**Problem details:**
Recast every line of the listing below as a Markdown table with two columns, "Row" for a running number and "Line" for the text of that line. Leave out the blank lines.

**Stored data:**
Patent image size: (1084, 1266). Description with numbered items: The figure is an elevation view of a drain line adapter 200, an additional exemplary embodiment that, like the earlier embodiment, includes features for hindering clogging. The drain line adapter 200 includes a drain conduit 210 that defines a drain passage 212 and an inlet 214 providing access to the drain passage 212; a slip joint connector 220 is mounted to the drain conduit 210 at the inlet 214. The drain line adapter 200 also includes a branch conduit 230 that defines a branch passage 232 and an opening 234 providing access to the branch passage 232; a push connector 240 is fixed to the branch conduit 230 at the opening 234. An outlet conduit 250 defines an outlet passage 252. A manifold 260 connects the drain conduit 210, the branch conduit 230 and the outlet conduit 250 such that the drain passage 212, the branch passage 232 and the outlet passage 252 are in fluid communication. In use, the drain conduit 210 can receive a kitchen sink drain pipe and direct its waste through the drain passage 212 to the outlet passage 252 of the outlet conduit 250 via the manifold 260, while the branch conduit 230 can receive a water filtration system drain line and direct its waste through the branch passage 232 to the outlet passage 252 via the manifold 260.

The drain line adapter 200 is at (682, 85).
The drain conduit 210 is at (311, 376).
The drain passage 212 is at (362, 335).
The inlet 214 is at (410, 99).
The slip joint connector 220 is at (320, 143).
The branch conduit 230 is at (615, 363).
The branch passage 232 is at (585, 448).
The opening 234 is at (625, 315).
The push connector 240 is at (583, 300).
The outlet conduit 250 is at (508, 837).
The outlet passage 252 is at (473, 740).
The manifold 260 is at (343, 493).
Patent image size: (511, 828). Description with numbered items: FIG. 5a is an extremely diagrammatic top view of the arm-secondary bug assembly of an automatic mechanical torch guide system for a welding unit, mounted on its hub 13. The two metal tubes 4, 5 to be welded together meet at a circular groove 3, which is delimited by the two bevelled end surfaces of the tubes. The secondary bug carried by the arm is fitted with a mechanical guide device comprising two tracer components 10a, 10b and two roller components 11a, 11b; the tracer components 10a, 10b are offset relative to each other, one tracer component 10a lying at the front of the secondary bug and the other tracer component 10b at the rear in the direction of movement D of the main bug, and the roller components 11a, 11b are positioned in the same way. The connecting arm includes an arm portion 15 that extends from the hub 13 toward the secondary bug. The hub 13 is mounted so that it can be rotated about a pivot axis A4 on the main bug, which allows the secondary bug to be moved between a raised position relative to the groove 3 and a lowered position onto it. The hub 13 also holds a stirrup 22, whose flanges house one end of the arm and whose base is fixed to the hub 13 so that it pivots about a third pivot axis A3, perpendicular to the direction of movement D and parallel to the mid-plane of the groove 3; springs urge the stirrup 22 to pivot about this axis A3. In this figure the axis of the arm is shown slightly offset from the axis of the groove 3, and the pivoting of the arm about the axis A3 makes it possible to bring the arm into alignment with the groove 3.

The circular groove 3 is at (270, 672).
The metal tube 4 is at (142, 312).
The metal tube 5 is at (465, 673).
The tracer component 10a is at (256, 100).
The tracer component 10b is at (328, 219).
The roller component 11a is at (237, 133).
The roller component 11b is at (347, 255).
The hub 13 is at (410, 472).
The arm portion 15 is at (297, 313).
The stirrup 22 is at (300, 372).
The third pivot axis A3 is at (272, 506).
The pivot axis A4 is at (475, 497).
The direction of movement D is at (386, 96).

**Exercise response:**
| Row | Line |
|---|---|
| 1 | Patent image size: (1084, 1266). Description with numbered items: The figure is an elevation view of a drain line adapter 200, an additional exemplary embodiment that, like the earlier embodiment, includes features for hindering clogging. The drain line adapter 200 includes a drain conduit 210 that defines a drain passage 212 and an inlet 214 providing access to the drain passage 212; a slip joint connector 220 is mounted to the drain conduit 210 at the inlet 214. The drain line adapter 200 also includes a branch conduit 230 that defines a branch passage 232 and an opening 234 providing access to the branch passage 232; a push connector 240 is fixed to the branch conduit 230 at the opening 234. An outlet conduit 250 defines an outlet passage 252. A manifold 260 connects the drain conduit 210, the branch conduit 230 and the outlet conduit 250 such that the drain passage 212, the branch passage 232 and the outlet passage 252 are in fluid communication. In use, the drain conduit 210 can receive a kitchen sink drain pipe and direct its waste through the drain passage 212 to the outlet passage 252 of the outlet conduit 250 via the manifold 260, while the branch conduit 230 can receive a water filtration system drain line and direct its waste through the branch passage 232 to the outlet passage 252 via the manifold 260. |
| 2 | The drain line adapter 200 is at (682, 85). |
| 3 | The drain conduit 210 is at (311, 376). |
| 4 | The drain passage 212 is at (362, 335). |
| 5 | The inlet 214 is at (410, 99). |
| 6 | The slip joint connector 220 is at (320, 143). |
| 7 | The branch conduit 230 is at (615, 363). |
| 8 | The branch passage 232 is at (585, 448). |
| 9 | The opening 234 is at (625, 315). |
| 10 | The push connector 240 is at (583, 300). |
| 11 | The outlet conduit 250 is at (508, 837). |
| 12 | The outlet passage 252 is at (473, 740). |
| 13 | The manifold 260 is at (343, 493). |
| 14 | Patent image size: (511, 828). Description with numbered items: FIG. 5a is an extremely diagrammatic top view of the arm-secondary bug assembly of an automatic mechanical torch guide system for a welding unit, mounted on its hub 13. The two metal tubes 4, 5 to be welded together meet at a circular groove 3, which is delimited by the two bevelled end surfaces of the tubes. The secondary bug carried by the arm is fitted with a mechanical guide device comprising two tracer components 10a, 10b and two roller components 11a, 11b; the tracer components 10a, 10b are offset relative to each other, one tracer component 10a lying at the front of the secondary bug and the other tracer component 10b at the rear in the direction of movement D of the main bug, and the roller components 11a, 11b are positioned in the same way. The connecting arm includes an arm portion 15 that extends from the hub 13 toward the secondary bug. The hub 13 is mounted so that it can be rotated about a pivot axis A4 on the main bug, which allows the secondary bug to be moved between a raised position relative to the groove 3 and a lowered position onto it. The hub 13 also holds a stirrup 22, whose flanges house one end of the arm and whose base is fixed to the hub 13 so that it pivots about a third pivot axis A3, perpendicular to the direction of movement D and parallel to the mid-plane of the groove 3; springs urge the stirrup 22 to pivot about this axis A3. In this figure the axis of the arm is shown slightly offset from the axis of the groove 3, and the pivoting of the arm about the axis A3 makes it possible to bring the arm into alignment with the groove 3. |
| 15 | The circular groove 3 is at (270, 672). |
| 16 | The metal tube 4 is at (142, 312). |
| 17 | The metal tube 5 is at (465, 673). |
| 18 | The tracer component 10a is at (256, 100). |
| 19 | The tracer component 10b is at (328, 219). |
| 20 | The roller component 11a is at (237, 133). |
| 21 | The roller component 11b is at (347, 255). |
| 22 | The hub 13 is at (410, 472). |
| 23 | The arm portion 15 is at (297, 313). |
| 24 | The stirrup 22 is at (300, 372). |
| 25 | The third pivot axis A3 is at (272, 506). |
| 26 | The pivot axis A4 is at (475, 497). |
| 27 | The direction of movement D is at (386, 96). |